* **Excerpt from a dataset**
--------------------------------
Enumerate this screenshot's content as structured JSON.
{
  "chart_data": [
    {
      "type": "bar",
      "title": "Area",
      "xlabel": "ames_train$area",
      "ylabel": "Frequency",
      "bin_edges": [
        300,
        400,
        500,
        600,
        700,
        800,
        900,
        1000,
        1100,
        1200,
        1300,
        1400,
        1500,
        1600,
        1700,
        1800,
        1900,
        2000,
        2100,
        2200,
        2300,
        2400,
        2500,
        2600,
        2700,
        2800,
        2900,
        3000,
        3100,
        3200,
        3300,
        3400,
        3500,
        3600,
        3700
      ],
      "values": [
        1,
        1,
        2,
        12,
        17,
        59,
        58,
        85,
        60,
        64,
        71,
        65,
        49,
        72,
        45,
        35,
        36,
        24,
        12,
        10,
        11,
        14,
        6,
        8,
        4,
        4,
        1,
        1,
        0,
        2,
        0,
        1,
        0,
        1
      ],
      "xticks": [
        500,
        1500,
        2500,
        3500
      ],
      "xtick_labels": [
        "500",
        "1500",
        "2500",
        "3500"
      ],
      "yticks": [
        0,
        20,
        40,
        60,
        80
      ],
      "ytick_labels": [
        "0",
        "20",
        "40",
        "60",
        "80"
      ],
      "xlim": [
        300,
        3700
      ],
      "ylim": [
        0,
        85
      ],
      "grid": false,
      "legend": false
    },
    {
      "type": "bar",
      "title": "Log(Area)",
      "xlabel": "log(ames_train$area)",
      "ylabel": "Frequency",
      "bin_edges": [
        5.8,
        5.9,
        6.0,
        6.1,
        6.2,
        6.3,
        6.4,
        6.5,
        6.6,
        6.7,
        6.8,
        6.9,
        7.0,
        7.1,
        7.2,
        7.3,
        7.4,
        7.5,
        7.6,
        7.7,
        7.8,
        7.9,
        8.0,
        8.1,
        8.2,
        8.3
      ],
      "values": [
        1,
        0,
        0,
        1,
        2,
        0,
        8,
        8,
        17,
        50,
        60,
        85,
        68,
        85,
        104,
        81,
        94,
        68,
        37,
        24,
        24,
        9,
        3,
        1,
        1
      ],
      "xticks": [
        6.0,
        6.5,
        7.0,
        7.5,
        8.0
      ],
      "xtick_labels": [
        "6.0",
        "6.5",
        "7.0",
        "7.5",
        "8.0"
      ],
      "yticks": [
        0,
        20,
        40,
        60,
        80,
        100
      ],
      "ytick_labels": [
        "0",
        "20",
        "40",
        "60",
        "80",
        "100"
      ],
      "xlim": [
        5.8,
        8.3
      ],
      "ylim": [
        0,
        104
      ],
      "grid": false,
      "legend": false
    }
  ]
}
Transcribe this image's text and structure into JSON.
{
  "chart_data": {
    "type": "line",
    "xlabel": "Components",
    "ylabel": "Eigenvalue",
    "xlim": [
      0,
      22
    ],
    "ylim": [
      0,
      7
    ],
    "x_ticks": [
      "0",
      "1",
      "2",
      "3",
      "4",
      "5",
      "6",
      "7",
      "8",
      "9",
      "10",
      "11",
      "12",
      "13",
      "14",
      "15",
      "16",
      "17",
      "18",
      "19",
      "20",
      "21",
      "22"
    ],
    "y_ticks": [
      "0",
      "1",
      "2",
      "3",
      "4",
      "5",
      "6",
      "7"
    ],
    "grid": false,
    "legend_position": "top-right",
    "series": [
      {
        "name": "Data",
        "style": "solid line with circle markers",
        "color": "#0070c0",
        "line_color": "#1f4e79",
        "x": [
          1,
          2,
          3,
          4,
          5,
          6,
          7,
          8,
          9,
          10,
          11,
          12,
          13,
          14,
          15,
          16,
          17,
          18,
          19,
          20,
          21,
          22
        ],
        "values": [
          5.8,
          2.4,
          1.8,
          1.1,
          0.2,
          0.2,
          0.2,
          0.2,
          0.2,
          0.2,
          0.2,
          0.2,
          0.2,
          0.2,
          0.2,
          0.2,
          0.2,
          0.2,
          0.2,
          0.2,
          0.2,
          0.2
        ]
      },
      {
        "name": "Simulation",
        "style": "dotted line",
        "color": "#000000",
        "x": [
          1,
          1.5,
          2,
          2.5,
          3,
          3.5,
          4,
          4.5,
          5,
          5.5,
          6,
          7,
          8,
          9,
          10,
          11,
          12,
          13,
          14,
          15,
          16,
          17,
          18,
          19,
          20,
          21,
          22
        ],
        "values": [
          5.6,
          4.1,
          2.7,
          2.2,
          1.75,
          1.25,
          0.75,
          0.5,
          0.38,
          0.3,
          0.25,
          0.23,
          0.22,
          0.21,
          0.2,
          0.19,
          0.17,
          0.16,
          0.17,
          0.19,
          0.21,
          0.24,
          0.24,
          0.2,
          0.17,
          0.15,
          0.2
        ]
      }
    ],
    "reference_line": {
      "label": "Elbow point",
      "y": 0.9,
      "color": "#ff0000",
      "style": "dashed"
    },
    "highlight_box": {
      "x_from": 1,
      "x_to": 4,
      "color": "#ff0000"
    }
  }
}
--------------------------------
Return all of the data exactly as it reads.

* **FULL OUTPUT**
Enumerate this screenshot's content as structured JSON.
{
  "chart_data": [
    {
      "type": "bar",
      "title": "Area",
      "xlabel": "ames_train$area",
      "ylabel": "Frequency",
      "bin_edges": [
        300,
        400,
        500,
        600,
        700,
        800,
        900,
        1000,
        1100,
        1200,
        1300,
        1400,
        1500,
        1600,
        1700,
        1800,
        1900,
        2000,
        2100,
        2200,
        2300,
        2400,
        2500,
        2600,
        2700,
        2800,
        2900,
        3000,
        3100,
        3200,
        3300,
        3400,
        3500,
        3600,
        3700
      ],
      "values": [
        1,
        1,
        2,
        12,
        17,
        59,
        58,
        85,
        60,
        64,
        71,
        65,
        49,
        72,
        45,
        35,
        36,
        24,
        12,
        10,
        11,
        14,
        6,
        8,
        4,
        4,
        1,
        1,
        0,
        2,
        0,
        1,
        0,
        1
      ],
      "xticks": [
        500,
        1500,
        2500,
        3500
      ],
      "xtick_labels": [
        "500",
        "1500",
        "2500",
        "3500"
      ],
      "yticks": [
        0,
        20,
        40,
        60,
        80
      ],
      "ytick_labels": [
        "0",
        "20",
        "40",
        "60",
        "80"
      ],
      "xlim": [
        300,
        3700
      ],
      "ylim": [
        0,
        85
      ],
      "grid": false,
      "legend": false
    },
    {
      "type": "bar",
      "title": "Log(Area)",
      "xlabel": "log(ames_train$area)",
      "ylabel": "Frequency",
      "bin_edges": [
        5.8,
        5.9,
        6.0,
        6.1,
        6.2,
        6.3,
        6.4,
        6.5,
        6.6,
        6.7,
        6.8,
        6.9,
        7.0,
        7.1,
        7.2,
        7.3,
        7.4,
        7.5,
        7.6,
        7.7,
        7.8,
        7.9,
        8.0,
        8.1,
        8.2,
        8.3
      ],
      "values": [
        1,
        0,
        0,
        1,
        2,
        0,
        8,
        8,
        17,
        50,
        60,
        85,
        68,
        85,
        104,
        81,
        94,
        68,
        37,
        24,
        24,
        9,
        3,
        1,
        1
      ],
      "xticks": [
        6.0,
        6.5,
        7.0,
        7.5,
        8.0
      ],
      "xtick_labels": [
        "6.0",
        "6.5",
        "7.0",
        "7.5",
        "8.0"
      ],
      "yticks": [
        0,
        20,
        40,
        60,
        80,
        100
      ],
      "ytick_labels": [
        "0",
        "20",
        "40",
        "60",
        "80",
        "100"
      ],
      "xlim": [
        5.8,
        8.3
      ],
      "ylim": [
        0,
        104
      ],
      "grid": false,
      "legend": false
    }
  ]
}
Transcribe this image's text and structure into JSON.
{
  "chart_data": {
    "type": "line",
    "xlabel": "Components",
    "ylabel": "Eigenvalue",
    "xlim": [
      0,
      22
    ],
    "ylim": [
      0,
      7
    ],
    "x_ticks": [
      "0",
      "1",
      "2",
      "3",
      "4",
      "5",
      "6",
      "7",
      "8",
      "9",
      "10",
      "11",
      "12",
      "13",
      "14",
      "15",
      "16",
      "17",
      "18",
      "19",
      "20",
      "21",
      "22"
    ],
    "y_ticks": [
      "0",
      "1",
      "2",
      "3",
      "4",
      "5",
      "6",
      "7"
    ],
    "grid": false,
    "legend_position": "top-right",
    "series": [
      {
        "name": "Data",
        "style": "solid line with circle markers",
        "color": "#0070c0",
        "line_color": "#1f4e79",
        "x": [
          1,
          2,
          3,
          4,
          5,
          6,
          7,
          8,
          9,
          10,
          11,
          12,
          13,
          14,
          15,
          16,
          17,
          18,
          19,
          20,
          21,
          22
        ],
        "values": [
          5.8,
          2.4,
          1.8,
          1.1,
          0.2,
          0.2,
          0.2,
          0.2,
          0.2,
          0.2,
          0.2,
          0.2,
          0.2,
          0.2,
          0.2,
          0.2,
          0.2,
          0.2,
          0.2,
          0.2,
          0.2,
          0.2
        ]
      },
      {
        "name": "Simulation",
        "style": "dotted line",
        "color": "#000000",
        "x": [
          1,
          1.5,
          2,
          2.5,
          3,
          3.5,
          4,
          4.5,
          5,
          5.5,
          6,
          7,
          8,
          9,
          10,
          11,
          12,
          13,
          14,
          15,
          16,
          17,
          18,
          19,
          20,
          21,
          22
        ],
        "values": [
          5.6,
          4.1,
          2.7,
          2.2,
          1.75,
          1.25,
          0.75,
          0.5,
          0.38,
          0.3,
          0.25,
          0.23,
          0.22,
          0.21,
          0.2,
          0.19,
          0.17,
          0.16,
          0.17,
          0.19,
          0.21,
          0.24,
          0.24,
          0.2,
          0.17,
          0.15,
          0.2
        ]
      }
    ],
    "reference_line": {
      "label": "Elbow point",
      "y": 0.9,
      "color": "#ff0000",
      "style": "dashed"
    },
    "highlight_box": {
      "x_from": 1,
      "x_to": 4,
      "color": "#ff0000"
    }
  }
}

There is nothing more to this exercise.